◆ TASK ◆
Tell how many lines include the string "представить". Answer with a single number.

## Start RECORD LIST

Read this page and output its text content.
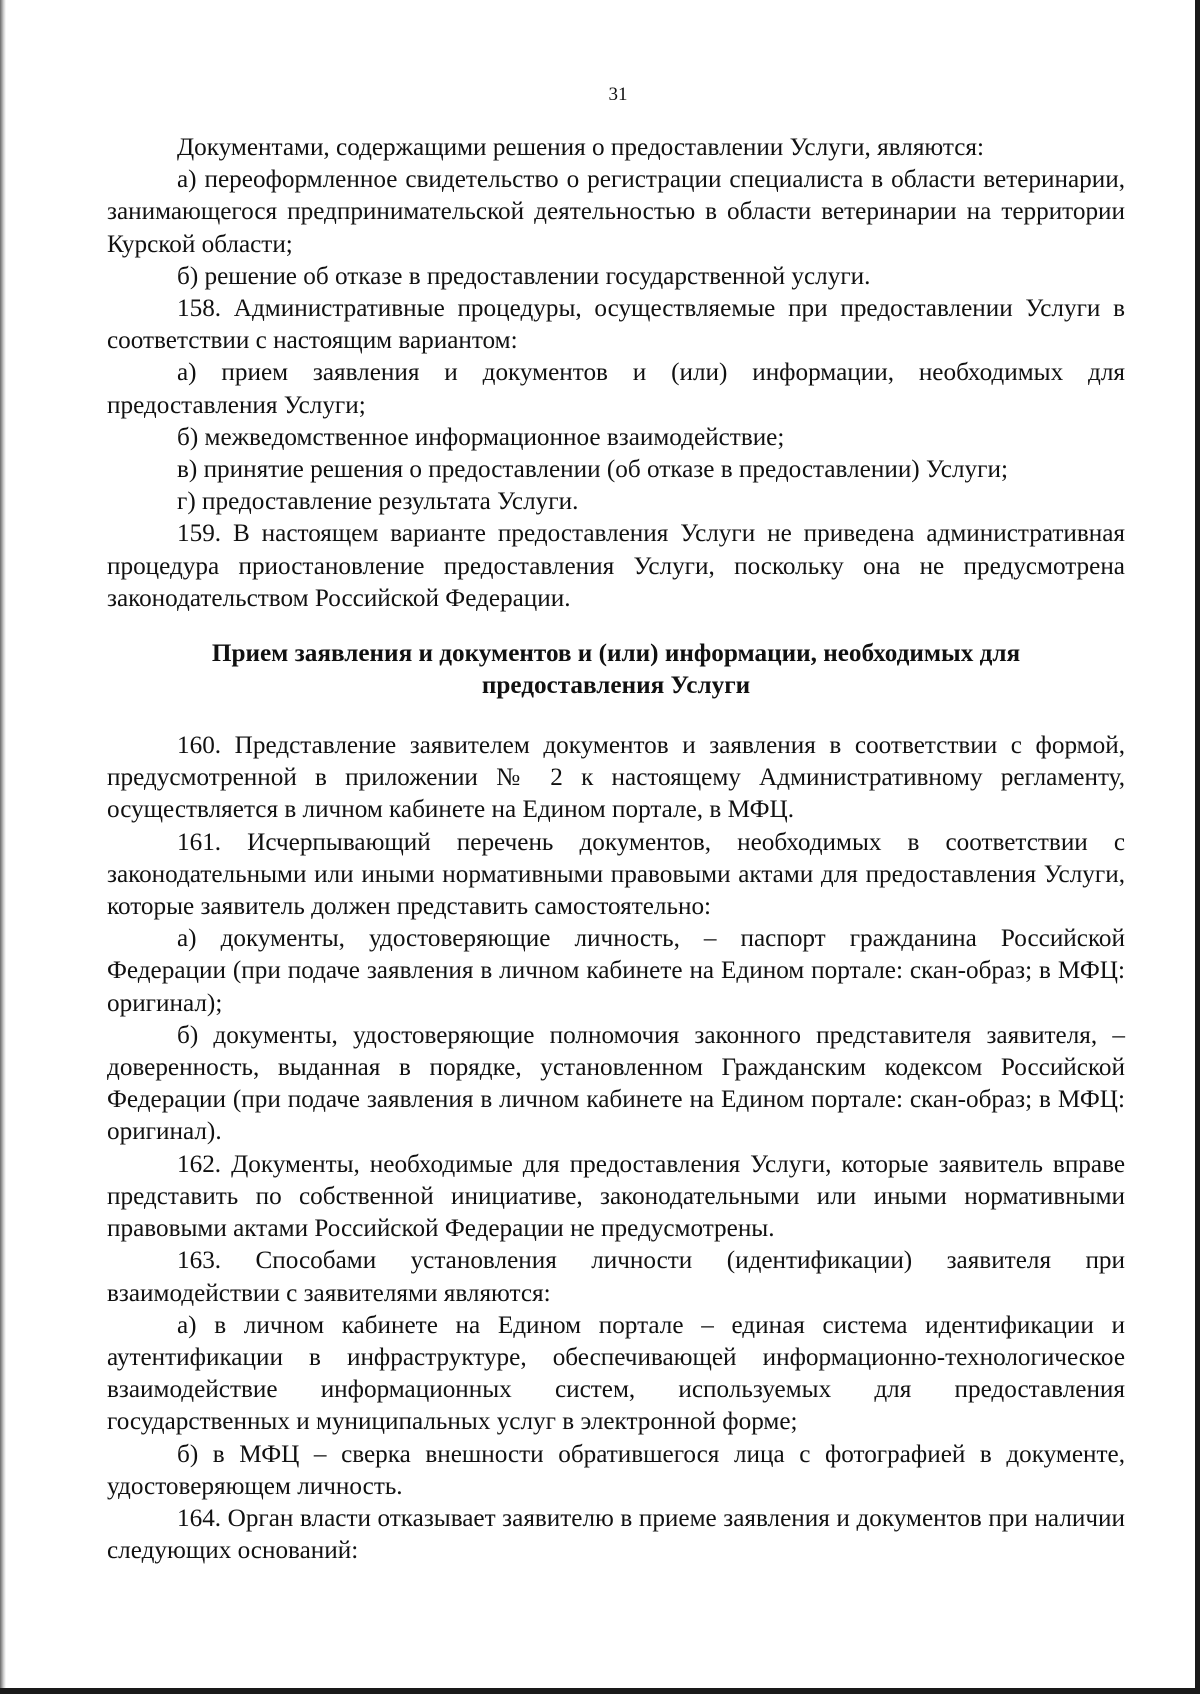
31

Документами, содержащими решения о предоставлении Услуги, являются:

а) переоформленное свидетельство о регистрации специалиста в области ветеринарии, занимающегося предпринимательской деятельностью в области ветеринарии на территории Курской области;

б) решение об отказе в предоставлении государственной услуги.

158. Административные процедуры, осуществляемые при предоставлении Услуги в соответствии с настоящим вариантом:

а) прием заявления и документов и (или) информации, необходимых для предоставления Услуги;

б) межведомственное информационное взаимодействие;

в) принятие решения о предоставлении (об отказе в предоставлении) Услуги;

г) предоставление результата Услуги.

159. В настоящем варианте предоставления Услуги не приведена административная процедура приостановление предоставления Услуги, поскольку она не предусмотрена законодательством Российской Федерации.

Прием заявления и документов и (или) информации, необходимых для предоставления Услуги

160. Представление заявителем документов и заявления в соответствии с формой, предусмотренной в приложении № 2 к настоящему Административному регламенту, осуществляется в личном кабинете на Едином портале, в МФЦ.

161. Исчерпывающий перечень документов, необходимых в соответствии с законодательными или иными нормативными правовыми актами для предоставления Услуги, которые заявитель должен представить самостоятельно:

а) документы, удостоверяющие личность, – паспорт гражданина Российской Федерации (при подаче заявления в личном кабинете на Едином портале: скан-образ; в МФЦ: оригинал);

б) документы, удостоверяющие полномочия законного представителя заявителя, – доверенность, выданная в порядке, установленном Гражданским кодексом Российской Федерации (при подаче заявления в личном кабинете на Едином портале: скан-образ; в МФЦ: оригинал).

162. Документы, необходимые для предоставления Услуги, которые заявитель вправе представить по собственной инициативе, законодательными или иными нормативными правовыми актами Российской Федерации не предусмотрены.

163. Способами установления личности (идентификации) заявителя при взаимодействии с заявителями являются:

а) в личном кабинете на Едином портале – единая система идентификации и аутентификации в инфраструктуре, обеспечивающей информационно-технологическое взаимодействие информационных систем, используемых для предоставления государственных и муниципальных услуг в электронной форме;

б) в МФЦ – сверка внешности обратившегося лица с фотографией в документе, удостоверяющем личность.

164. Орган власти отказывает заявителю в приеме заявления и документов при наличии следующих оснований:
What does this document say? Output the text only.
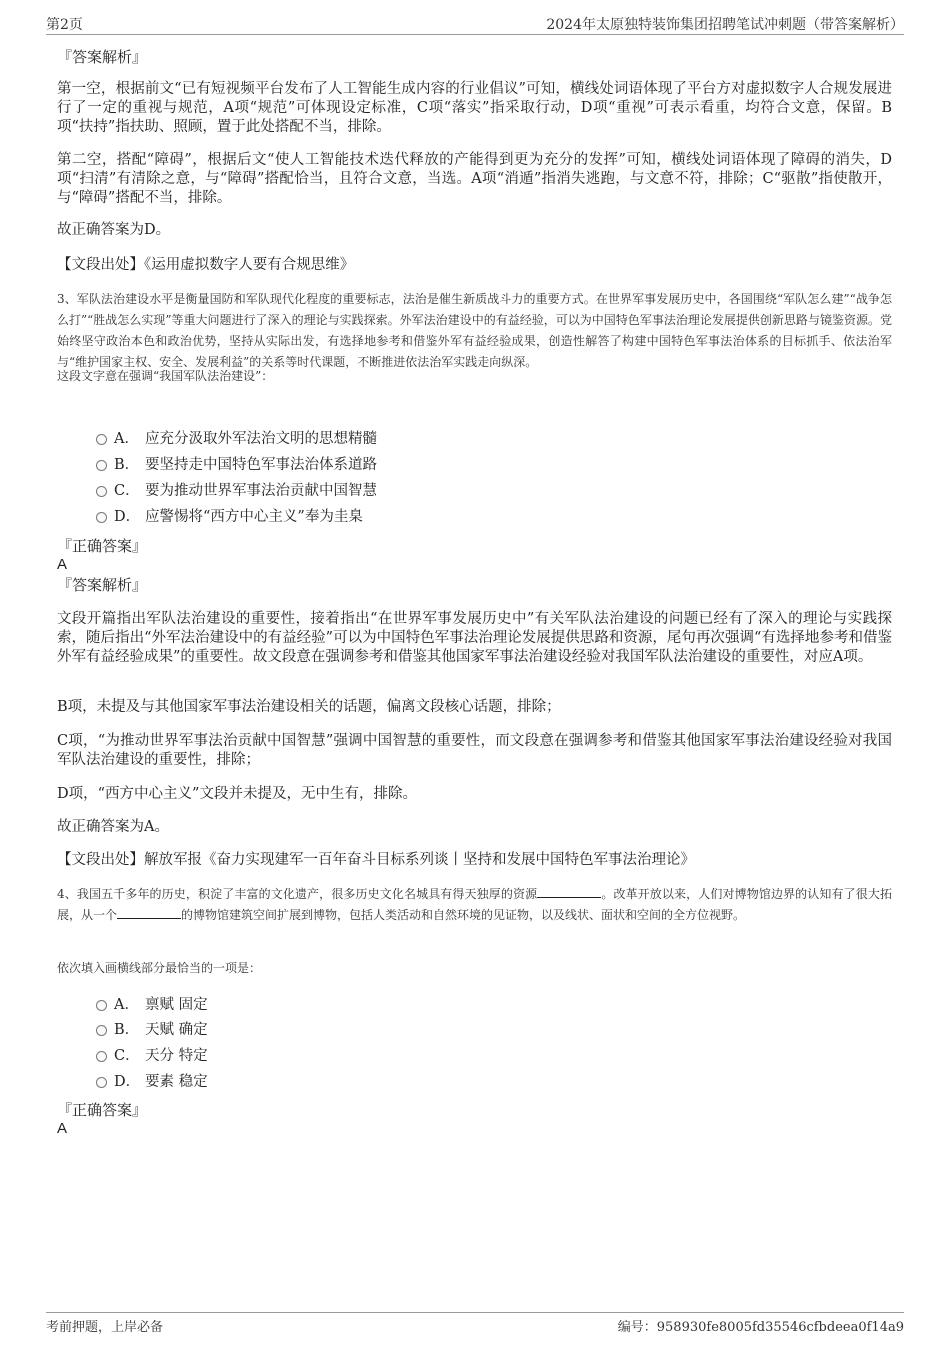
第2页	2024年太原独特装饰集团招聘笔试冲刺题（带答案解析）

『答案解析』

第一空，根据前文“已有短视频平台发布了人工智能生成内容的行业倡议”可知，横线处词语体现了平台方对虚拟数字人合规发展进行了一定的重视与规范，A项“规范”可体现设定标准，C项“落实”指采取行动，D项“重视”可表示看重，均符合文意，保留。B项“扶持”指扶助、照顾，置于此处搭配不当，排除。

第二空，搭配“障碍”，根据后文“使人工智能技术迭代释放的产能得到更为充分的发挥”可知，横线处词语体现了障碍的消失，D项“扫清”有清除之意，与“障碍”搭配恰当，且符合文意，当选。A项“消遁”指消失逃跑，与文意不符，排除；C“驱散”指使散开，与“障碍”搭配不当，排除。

故正确答案为D。

【文段出处】《运用虚拟数字人要有合规思维》

3、军队法治建设水平是衡量国防和军队现代化程度的重要标志，法治是催生新质战斗力的重要方式。在世界军事发展历史中，各国围绕“军队怎么建”“战争怎么打”“胜战怎么实现”等重大问题进行了深入的理论与实践探索。外军法治建设中的有益经验，可以为中国特色军事法治理论发展提供创新思路与镜鉴资源。党始终坚守政治本色和政治优势，坚持从实际出发，有选择地参考和借鉴外军有益经验成果，创造性解答了构建中国特色军事法治体系的目标抓手、依法治军与“维护国家主权、安全、发展利益”的关系等时代课题，不断推进依法治军实践走向纵深。

这段文字意在强调“我国军队法治建设”：

A． 应充分汲取外军法治文明的思想精髓
B． 要坚持走中国特色军事法治体系道路
C． 要为推动世界军事法治贡献中国智慧
D． 应警惕将“西方中心主义”奉为圭臬

『正确答案』

A

『答案解析』

文段开篇指出军队法治建设的重要性，接着指出“在世界军事发展历史中”有关军队法治建设的问题已经有了深入的理论与实践探索，随后指出“外军法治建设中的有益经验”可以为中国特色军事法治理论发展提供思路和资源，尾句再次强调“有选择地参考和借鉴外军有益经验成果”的重要性。故文段意在强调参考和借鉴其他国家军事法治建设经验对我国军队法治建设的重要性，对应A项。

B项，未提及与其他国家军事法治建设相关的话题，偏离文段核心话题，排除；

C项，“为推动世界军事法治贡献中国智慧”强调中国智慧的重要性，而文段意在强调参考和借鉴其他国家军事法治建设经验对我国军队法治建设的重要性，排除；

D项，“西方中心主义”文段并未提及，无中生有，排除。

故正确答案为A。

【文段出处】解放军报《奋力实现建军一百年奋斗目标系列谈丨坚持和发展中国特色军事法治理论》

4、我国五千多年的历史，积淀了丰富的文化遗产，很多历史文化名城具有得天独厚的资源	。改革开放以来，人们对博物馆边界的认知有了很大拓展，从一个	的博物馆建筑空间扩展到博物，包括人类活动和自然环境的见证物，以及线状、面状和空间的全方位视野。

依次填入画横线部分最恰当的一项是：

A． 禀赋 固定
B． 天赋 确定
C． 天分 特定
D． 要素 稳定

『正确答案』

A

考前押题，上岸必备	编号：958930fe8005fd35546cfbdeea0f14a9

## End RECORD LIST

◆ FULL OUTPUT ◆
2